Input for this task:
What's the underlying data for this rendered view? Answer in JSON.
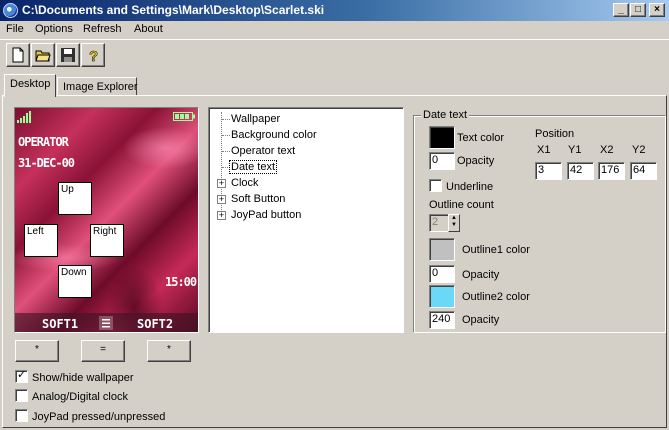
{
  "window": {
    "title": "C:\\Documents and Settings\\Mark\\Desktop\\Scarlet.ski",
    "minimize": "_",
    "maximize": "□",
    "close": "×"
  },
  "menu": [
    "File",
    "Options",
    "Refresh",
    "About"
  ],
  "toolbar": {
    "buttons": [
      "new-icon",
      "open-folder-icon",
      "save-icon",
      "help-icon"
    ]
  },
  "tabs": [
    "Desktop",
    "Image Explorer"
  ],
  "preview": {
    "operator_text": "OPERATOR",
    "date_text": "31-DEC-00",
    "clock_text": "15:00",
    "soft1": "SOFT1",
    "soft2": "SOFT2",
    "joypad": {
      "up": "Up",
      "left": "Left",
      "right": "Right",
      "down": "Down"
    },
    "accent_color": "#c5305c"
  },
  "preview_buttons": [
    "*",
    "=",
    "*"
  ],
  "checkboxes": [
    {
      "label": "Show/hide wallpaper",
      "checked": true
    },
    {
      "label": "Analog/Digital clock",
      "checked": false
    },
    {
      "label": "JoyPad pressed/unpressed",
      "checked": false
    }
  ],
  "tree": [
    {
      "label": "Wallpaper",
      "expandable": false,
      "selected": false
    },
    {
      "label": "Background color",
      "expandable": false,
      "selected": false
    },
    {
      "label": "Operator text",
      "expandable": false,
      "selected": false
    },
    {
      "label": "Date text",
      "expandable": false,
      "selected": true
    },
    {
      "label": "Clock",
      "expandable": true,
      "selected": false
    },
    {
      "label": "Soft Button",
      "expandable": true,
      "selected": false
    },
    {
      "label": "JoyPad button",
      "expandable": true,
      "selected": false
    }
  ],
  "properties": {
    "group_title": "Date text",
    "text_color_label": "Text color",
    "text_color": "#000000",
    "opacity_label": "Opacity",
    "opacity_value": "0",
    "underline_label": "Underline",
    "underline_checked": false,
    "outline_count_label": "Outline count",
    "outline_count_value": "2",
    "outline1_label": "Outline1 color",
    "outline1_color": "#c0c0c0",
    "outline1_opacity": "0",
    "outline2_label": "Outline2 color",
    "outline2_color": "#6cd8f8",
    "outline2_opacity": "240",
    "position_label": "Position",
    "position_headers": [
      "X1",
      "Y1",
      "X2",
      "Y2"
    ],
    "position_values": [
      "3",
      "42",
      "176",
      "64"
    ]
  }
}
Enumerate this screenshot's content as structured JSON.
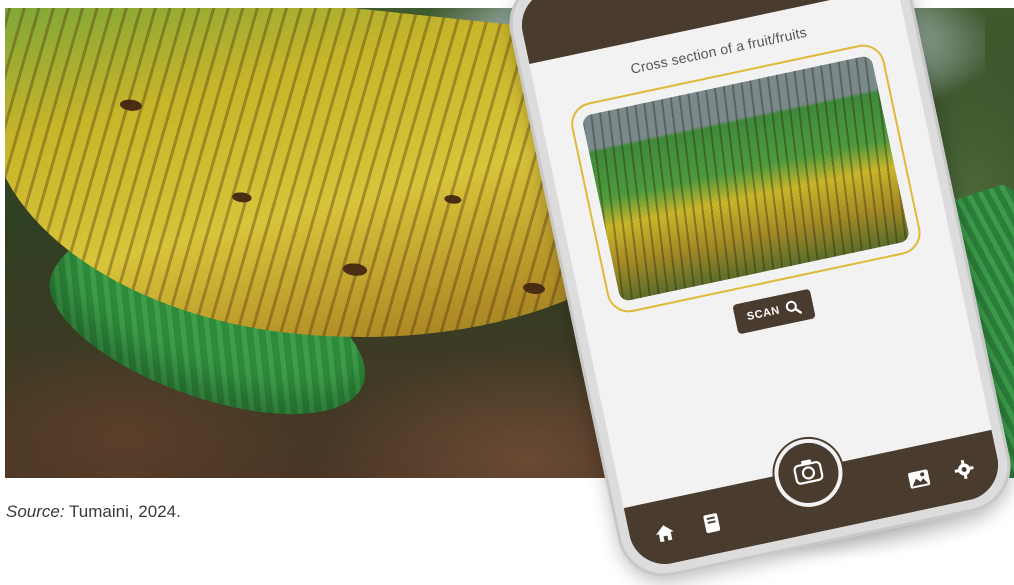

What this task involves:
Keep the pictures out of the copy and write out the data exactly as it stands.

Complete answer:
What's the underlying data for this rendered view? Answer in JSON.
{
  "window": {
    "title": "C:\\Documents and Settings\\Mark\\Desktop\\Scarlet.ski",
    "minimize": "_",
    "maximize": "□",
    "close": "×"
  },
  "menu": [
    "File",
    "Options",
    "Refresh",
    "About"
  ],
  "toolbar": {
    "buttons": [
      "new-icon",
      "open-folder-icon",
      "save-icon",
      "help-icon"
    ]
  },
  "tabs": [
    "Desktop",
    "Image Explorer"
  ],
  "preview": {
    "operator_text": "OPERATOR",
    "date_text": "31-DEC-00",
    "clock_text": "15:00",
    "soft1": "SOFT1",
    "soft2": "SOFT2",
    "joypad": {
      "up": "Up",
      "left": "Left",
      "right": "Right",
      "down": "Down"
    },
    "accent_color": "#c5305c"
  },
  "preview_buttons": [
    "*",
    "=",
    "*"
  ],
  "checkboxes": [
    {
      "label": "Show/hide wallpaper",
      "checked": true
    },
    {
      "label": "Analog/Digital clock",
      "checked": false
    },
    {
      "label": "JoyPad pressed/unpressed",
      "checked": false
    }
  ],
  "tree": [
    {
      "label": "Wallpaper",
      "expandable": false,
      "selected": false
    },
    {
      "label": "Background color",
      "expandable": false,
      "selected": false
    },
    {
      "label": "Operator text",
      "expandable": false,
      "selected": false
    },
    {
      "label": "Date text",
      "expandable": false,
      "selected": true
    },
    {
      "label": "Clock",
      "expandable": true,
      "selected": false
    },
    {
      "label": "Soft Button",
      "expandable": true,
      "selected": false
    },
    {
      "label": "JoyPad button",
      "expandable": true,
      "selected": false
    }
  ],
  "properties": {
    "group_title": "Date text",
    "text_color_label": "Text color",
    "text_color": "#000000",
    "opacity_label": "Opacity",
    "opacity_value": "0",
    "underline_label": "Underline",
    "underline_checked": false,
    "outline_count_label": "Outline count",
    "outline_count_value": "2",
    "outline1_label": "Outline1 color",
    "outline1_color": "#c0c0c0",
    "outline1_opacity": "0",
    "outline2_label": "Outline2 color",
    "outline2_color": "#6cd8f8",
    "outline2_opacity": "240",
    "position_label": "Position",
    "position_headers": [
      "X1",
      "Y1",
      "X2",
      "Y2"
    ],
    "position_values": [
      "3",
      "42",
      "176",
      "64"
    ]
  }
}
Enumerate this screenshot's content as structured JSON.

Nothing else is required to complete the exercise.